** start of Records to use **

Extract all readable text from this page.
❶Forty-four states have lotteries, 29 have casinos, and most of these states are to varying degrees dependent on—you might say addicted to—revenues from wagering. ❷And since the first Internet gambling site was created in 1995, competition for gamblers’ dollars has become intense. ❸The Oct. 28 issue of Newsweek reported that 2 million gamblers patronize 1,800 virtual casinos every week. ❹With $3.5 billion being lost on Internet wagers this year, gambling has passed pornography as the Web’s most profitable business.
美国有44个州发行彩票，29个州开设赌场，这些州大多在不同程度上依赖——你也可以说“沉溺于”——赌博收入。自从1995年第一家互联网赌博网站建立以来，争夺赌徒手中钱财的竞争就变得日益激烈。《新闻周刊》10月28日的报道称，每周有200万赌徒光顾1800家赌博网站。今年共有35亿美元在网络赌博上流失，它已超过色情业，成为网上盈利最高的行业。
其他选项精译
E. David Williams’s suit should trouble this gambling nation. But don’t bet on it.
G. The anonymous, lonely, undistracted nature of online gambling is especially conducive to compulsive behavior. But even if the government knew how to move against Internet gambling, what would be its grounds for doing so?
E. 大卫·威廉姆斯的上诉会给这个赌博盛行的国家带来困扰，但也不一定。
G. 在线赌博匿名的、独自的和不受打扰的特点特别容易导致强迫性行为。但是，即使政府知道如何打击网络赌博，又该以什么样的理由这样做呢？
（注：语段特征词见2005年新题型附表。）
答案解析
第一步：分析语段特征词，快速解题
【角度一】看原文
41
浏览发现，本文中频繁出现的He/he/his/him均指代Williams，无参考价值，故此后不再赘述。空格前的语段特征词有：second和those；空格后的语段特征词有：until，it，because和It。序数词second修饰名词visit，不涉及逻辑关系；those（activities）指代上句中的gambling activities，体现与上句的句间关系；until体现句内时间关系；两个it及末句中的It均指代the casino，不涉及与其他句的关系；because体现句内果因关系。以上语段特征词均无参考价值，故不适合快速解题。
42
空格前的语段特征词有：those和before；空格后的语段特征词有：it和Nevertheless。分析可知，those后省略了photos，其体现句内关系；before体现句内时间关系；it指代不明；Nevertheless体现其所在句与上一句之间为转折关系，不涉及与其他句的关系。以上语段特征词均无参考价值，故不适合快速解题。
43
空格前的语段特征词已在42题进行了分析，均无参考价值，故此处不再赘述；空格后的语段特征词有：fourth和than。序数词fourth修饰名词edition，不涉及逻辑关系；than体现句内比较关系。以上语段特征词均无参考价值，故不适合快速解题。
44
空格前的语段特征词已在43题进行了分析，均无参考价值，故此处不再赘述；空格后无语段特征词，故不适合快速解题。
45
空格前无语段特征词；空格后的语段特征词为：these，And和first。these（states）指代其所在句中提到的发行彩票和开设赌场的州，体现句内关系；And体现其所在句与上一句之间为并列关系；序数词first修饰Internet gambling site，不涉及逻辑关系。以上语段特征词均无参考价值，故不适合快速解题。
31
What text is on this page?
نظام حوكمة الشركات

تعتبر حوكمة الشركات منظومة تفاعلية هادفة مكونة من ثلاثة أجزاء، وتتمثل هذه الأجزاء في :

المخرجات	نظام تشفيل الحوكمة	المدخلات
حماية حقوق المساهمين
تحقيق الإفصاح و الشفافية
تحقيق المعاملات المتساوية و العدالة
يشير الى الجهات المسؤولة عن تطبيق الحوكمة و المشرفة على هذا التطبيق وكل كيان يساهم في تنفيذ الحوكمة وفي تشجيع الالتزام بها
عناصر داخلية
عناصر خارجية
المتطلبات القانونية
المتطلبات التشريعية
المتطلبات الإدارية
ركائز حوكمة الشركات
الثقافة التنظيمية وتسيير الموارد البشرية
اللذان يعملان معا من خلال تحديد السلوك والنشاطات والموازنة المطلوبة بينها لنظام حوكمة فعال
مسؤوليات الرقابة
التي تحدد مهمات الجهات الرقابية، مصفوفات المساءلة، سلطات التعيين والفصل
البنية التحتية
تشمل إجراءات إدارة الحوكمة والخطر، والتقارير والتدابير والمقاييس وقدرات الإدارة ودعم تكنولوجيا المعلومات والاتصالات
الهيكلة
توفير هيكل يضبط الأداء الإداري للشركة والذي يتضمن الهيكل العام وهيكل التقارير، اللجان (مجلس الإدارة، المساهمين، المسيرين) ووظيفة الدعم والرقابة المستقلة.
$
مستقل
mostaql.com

** end of Records to use **

Find each line holding the word "المساهمين" and copy it.

> _Written answer_
حماية حقوق المساهمين
توفير هيكل يضبط الأداء الإداري للشركة والذي يتضمن الهيكل العام وهيكل التقارير، اللجان (مجلس الإدارة، المساهمين، المسيرين) ووظيفة الدعم والرقابة المستقلة.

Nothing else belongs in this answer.